Below are records; work out how many of their lines contain "which" and give only that number.

A run of records:
::::::

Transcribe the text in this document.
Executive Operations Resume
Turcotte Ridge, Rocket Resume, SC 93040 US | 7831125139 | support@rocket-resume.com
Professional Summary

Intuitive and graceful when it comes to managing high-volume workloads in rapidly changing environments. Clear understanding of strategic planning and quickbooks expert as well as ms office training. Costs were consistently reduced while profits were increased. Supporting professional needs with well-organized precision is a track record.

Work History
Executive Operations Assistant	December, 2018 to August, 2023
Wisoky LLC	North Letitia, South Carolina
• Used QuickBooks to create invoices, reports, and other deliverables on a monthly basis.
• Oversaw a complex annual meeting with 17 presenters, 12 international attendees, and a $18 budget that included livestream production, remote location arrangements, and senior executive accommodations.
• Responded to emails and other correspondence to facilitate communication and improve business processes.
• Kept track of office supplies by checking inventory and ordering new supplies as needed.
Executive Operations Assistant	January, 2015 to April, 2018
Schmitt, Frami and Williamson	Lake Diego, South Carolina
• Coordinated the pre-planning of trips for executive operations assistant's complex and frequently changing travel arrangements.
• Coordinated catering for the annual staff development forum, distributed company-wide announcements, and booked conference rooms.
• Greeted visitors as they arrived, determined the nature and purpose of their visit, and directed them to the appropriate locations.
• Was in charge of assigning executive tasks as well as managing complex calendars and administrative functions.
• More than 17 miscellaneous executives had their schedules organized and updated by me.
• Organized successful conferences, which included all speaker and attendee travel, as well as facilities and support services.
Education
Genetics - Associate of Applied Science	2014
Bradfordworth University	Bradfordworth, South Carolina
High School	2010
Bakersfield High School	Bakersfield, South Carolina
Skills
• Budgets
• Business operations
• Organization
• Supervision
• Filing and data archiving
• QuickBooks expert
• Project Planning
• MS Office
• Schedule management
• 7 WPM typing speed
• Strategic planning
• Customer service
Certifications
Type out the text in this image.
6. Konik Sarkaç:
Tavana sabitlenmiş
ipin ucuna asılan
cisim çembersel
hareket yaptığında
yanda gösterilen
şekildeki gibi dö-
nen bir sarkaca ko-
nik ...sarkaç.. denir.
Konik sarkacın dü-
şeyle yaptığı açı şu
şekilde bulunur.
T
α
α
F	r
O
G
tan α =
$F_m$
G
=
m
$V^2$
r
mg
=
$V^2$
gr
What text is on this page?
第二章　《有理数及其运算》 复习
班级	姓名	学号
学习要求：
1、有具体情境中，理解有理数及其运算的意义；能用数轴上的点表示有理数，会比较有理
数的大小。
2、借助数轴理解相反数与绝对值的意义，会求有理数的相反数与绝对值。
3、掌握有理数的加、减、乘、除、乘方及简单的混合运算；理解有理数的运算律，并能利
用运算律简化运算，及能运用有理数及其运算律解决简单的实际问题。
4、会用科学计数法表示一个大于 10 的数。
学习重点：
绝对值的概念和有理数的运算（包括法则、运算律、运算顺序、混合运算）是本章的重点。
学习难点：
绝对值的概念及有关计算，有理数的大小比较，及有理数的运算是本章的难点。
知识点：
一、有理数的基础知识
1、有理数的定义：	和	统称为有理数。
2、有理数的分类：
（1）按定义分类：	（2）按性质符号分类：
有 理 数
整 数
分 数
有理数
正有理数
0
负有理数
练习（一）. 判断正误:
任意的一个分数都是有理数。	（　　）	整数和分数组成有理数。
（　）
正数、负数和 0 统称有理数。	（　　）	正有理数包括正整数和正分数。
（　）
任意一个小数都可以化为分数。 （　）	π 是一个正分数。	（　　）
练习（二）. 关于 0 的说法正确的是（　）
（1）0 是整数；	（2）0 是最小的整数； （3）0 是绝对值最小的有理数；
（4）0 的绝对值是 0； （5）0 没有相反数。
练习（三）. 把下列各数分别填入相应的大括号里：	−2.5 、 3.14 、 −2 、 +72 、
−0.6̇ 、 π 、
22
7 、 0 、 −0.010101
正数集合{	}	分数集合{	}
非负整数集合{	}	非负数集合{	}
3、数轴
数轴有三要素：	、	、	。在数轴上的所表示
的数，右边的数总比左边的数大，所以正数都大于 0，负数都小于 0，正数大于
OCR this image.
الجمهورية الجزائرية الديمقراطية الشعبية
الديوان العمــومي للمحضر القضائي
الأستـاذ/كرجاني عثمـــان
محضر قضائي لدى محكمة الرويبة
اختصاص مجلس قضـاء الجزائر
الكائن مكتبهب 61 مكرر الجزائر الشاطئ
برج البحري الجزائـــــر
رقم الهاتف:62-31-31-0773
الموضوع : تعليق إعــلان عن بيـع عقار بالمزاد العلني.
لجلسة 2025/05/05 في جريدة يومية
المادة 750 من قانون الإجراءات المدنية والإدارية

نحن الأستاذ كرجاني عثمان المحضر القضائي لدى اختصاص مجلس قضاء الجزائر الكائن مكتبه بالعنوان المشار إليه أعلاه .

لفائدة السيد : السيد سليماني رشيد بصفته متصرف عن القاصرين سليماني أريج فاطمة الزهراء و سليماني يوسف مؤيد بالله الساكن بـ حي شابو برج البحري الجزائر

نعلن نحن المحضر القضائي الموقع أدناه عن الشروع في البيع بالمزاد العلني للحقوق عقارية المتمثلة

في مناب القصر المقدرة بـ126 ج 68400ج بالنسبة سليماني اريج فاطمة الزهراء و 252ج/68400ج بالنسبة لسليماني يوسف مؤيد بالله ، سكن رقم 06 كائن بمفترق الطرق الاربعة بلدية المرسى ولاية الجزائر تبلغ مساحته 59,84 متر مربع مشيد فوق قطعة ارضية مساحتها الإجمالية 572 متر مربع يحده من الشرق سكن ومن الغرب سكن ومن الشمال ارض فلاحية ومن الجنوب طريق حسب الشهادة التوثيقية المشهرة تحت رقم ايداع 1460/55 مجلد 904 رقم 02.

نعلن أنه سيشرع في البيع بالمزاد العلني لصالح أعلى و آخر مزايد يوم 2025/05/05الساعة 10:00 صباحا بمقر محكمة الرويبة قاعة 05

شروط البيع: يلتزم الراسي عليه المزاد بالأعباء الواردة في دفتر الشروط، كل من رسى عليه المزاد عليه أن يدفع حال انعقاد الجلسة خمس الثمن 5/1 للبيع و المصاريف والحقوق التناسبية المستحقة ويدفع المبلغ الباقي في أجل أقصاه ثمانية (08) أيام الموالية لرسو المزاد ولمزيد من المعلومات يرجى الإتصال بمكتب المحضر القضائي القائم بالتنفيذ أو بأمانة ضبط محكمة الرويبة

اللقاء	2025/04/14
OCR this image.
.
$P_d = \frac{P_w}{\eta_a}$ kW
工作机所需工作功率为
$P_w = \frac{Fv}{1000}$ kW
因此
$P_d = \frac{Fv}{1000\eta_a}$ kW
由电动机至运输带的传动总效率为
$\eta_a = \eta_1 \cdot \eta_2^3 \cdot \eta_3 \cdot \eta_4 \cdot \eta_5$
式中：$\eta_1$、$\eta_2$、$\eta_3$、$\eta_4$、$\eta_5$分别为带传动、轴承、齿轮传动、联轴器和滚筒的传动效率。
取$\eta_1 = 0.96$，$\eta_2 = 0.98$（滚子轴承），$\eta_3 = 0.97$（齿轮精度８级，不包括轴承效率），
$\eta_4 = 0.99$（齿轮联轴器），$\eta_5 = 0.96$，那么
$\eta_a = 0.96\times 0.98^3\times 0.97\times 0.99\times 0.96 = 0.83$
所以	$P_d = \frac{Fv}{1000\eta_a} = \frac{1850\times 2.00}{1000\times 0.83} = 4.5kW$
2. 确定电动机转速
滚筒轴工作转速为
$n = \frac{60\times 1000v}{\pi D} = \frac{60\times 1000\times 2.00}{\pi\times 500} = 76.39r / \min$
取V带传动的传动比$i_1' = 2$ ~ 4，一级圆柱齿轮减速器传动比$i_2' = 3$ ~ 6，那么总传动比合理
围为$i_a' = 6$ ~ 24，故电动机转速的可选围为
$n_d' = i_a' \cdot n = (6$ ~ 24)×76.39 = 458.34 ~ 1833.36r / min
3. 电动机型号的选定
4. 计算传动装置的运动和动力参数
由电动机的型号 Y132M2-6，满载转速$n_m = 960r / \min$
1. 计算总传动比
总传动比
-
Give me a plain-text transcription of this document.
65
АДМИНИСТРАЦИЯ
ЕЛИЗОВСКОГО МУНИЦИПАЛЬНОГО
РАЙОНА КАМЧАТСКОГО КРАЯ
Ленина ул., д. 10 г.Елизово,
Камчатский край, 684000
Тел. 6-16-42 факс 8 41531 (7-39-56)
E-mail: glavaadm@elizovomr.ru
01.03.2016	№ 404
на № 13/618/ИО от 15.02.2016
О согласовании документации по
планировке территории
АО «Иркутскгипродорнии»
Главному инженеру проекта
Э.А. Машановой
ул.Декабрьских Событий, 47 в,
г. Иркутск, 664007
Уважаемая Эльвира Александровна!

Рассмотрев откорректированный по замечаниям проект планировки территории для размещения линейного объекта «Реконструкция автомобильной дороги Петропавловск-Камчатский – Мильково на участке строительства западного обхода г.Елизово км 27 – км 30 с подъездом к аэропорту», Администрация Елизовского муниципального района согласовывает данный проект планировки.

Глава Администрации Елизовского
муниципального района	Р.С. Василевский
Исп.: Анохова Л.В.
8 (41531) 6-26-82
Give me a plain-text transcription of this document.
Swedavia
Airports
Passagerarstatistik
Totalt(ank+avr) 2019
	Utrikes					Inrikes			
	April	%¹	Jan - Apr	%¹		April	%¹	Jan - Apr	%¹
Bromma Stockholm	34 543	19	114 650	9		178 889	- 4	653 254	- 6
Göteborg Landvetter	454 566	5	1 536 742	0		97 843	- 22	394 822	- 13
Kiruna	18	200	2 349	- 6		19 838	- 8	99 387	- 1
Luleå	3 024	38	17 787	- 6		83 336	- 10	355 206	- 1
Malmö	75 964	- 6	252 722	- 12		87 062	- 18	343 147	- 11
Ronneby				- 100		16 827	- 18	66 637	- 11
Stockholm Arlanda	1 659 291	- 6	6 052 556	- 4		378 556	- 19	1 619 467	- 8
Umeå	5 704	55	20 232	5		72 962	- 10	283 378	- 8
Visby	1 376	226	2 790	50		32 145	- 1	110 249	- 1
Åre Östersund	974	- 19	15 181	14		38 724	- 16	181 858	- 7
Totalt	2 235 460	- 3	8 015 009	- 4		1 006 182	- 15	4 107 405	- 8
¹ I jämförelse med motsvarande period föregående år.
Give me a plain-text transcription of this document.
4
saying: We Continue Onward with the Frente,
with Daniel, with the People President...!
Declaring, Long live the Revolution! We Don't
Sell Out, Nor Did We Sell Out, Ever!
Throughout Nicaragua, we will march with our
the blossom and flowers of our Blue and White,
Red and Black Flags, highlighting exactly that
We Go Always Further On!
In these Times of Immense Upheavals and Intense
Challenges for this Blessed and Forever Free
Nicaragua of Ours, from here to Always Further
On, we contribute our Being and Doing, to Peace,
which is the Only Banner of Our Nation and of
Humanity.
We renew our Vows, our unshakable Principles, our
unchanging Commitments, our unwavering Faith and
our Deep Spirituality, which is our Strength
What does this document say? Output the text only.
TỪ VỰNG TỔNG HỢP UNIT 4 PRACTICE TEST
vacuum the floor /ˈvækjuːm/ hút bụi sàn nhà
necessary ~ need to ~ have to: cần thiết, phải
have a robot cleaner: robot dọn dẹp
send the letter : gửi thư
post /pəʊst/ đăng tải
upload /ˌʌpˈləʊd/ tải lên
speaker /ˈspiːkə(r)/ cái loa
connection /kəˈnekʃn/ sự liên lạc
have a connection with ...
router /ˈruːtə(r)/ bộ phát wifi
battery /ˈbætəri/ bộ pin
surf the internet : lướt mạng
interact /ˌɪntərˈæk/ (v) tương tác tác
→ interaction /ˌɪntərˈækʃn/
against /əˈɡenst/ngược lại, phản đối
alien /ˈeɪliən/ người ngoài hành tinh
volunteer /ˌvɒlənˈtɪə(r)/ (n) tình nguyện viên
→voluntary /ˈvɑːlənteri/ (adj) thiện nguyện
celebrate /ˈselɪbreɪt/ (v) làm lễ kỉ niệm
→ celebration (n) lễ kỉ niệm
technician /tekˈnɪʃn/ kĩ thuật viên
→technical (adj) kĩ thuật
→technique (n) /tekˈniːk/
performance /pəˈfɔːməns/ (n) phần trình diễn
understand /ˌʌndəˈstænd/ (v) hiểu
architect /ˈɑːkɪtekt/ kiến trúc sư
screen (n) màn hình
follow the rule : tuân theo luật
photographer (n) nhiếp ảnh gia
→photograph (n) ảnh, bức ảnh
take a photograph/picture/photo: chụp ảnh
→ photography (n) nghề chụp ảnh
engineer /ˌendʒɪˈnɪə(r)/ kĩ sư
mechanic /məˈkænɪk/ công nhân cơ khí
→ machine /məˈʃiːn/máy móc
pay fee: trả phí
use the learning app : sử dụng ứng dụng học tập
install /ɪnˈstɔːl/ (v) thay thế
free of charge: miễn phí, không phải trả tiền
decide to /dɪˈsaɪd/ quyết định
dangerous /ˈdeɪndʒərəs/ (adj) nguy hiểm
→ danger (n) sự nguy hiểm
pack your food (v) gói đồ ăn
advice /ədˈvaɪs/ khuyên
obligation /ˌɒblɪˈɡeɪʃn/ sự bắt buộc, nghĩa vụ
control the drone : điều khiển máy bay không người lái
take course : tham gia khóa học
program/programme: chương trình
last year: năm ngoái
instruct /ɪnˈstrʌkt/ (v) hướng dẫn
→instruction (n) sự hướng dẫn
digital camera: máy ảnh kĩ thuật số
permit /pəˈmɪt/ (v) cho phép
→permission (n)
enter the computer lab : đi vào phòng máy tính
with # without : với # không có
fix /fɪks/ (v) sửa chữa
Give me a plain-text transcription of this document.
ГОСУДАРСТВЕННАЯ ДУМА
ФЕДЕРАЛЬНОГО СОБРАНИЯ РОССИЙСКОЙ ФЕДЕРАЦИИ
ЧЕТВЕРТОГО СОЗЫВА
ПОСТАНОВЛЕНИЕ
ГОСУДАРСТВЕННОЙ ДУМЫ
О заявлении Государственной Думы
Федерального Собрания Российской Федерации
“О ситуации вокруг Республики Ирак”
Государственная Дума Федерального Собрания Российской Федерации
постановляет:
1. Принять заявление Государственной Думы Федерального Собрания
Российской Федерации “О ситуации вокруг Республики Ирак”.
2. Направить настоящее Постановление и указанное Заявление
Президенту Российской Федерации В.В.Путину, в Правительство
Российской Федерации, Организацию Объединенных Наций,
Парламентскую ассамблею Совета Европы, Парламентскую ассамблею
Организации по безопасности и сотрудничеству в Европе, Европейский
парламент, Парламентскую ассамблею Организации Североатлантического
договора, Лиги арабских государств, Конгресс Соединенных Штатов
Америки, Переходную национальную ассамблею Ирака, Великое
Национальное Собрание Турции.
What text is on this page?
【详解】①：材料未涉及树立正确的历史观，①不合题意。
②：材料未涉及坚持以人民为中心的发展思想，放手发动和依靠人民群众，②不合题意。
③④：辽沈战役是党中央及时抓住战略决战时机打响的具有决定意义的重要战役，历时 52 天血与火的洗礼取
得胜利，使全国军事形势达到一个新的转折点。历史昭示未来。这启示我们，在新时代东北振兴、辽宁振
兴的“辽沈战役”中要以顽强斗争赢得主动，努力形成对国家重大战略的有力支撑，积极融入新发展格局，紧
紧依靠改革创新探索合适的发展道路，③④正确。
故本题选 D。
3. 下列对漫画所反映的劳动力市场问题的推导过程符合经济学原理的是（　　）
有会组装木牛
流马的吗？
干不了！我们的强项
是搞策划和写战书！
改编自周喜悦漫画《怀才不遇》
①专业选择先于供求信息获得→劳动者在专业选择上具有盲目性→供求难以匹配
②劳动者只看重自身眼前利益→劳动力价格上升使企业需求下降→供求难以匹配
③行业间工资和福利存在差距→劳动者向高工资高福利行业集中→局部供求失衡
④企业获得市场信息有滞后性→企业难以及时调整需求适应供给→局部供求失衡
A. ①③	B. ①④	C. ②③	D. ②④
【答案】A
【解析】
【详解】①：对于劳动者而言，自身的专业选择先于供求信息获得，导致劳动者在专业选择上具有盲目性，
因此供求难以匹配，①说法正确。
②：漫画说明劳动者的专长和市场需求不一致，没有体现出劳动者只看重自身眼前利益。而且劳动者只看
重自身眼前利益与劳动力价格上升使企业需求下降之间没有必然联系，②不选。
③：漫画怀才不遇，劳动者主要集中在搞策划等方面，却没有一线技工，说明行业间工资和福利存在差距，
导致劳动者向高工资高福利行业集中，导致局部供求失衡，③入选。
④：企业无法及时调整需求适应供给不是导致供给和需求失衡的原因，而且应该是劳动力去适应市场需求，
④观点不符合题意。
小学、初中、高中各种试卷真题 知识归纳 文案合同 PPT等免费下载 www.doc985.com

::::::

Exercise answer:
3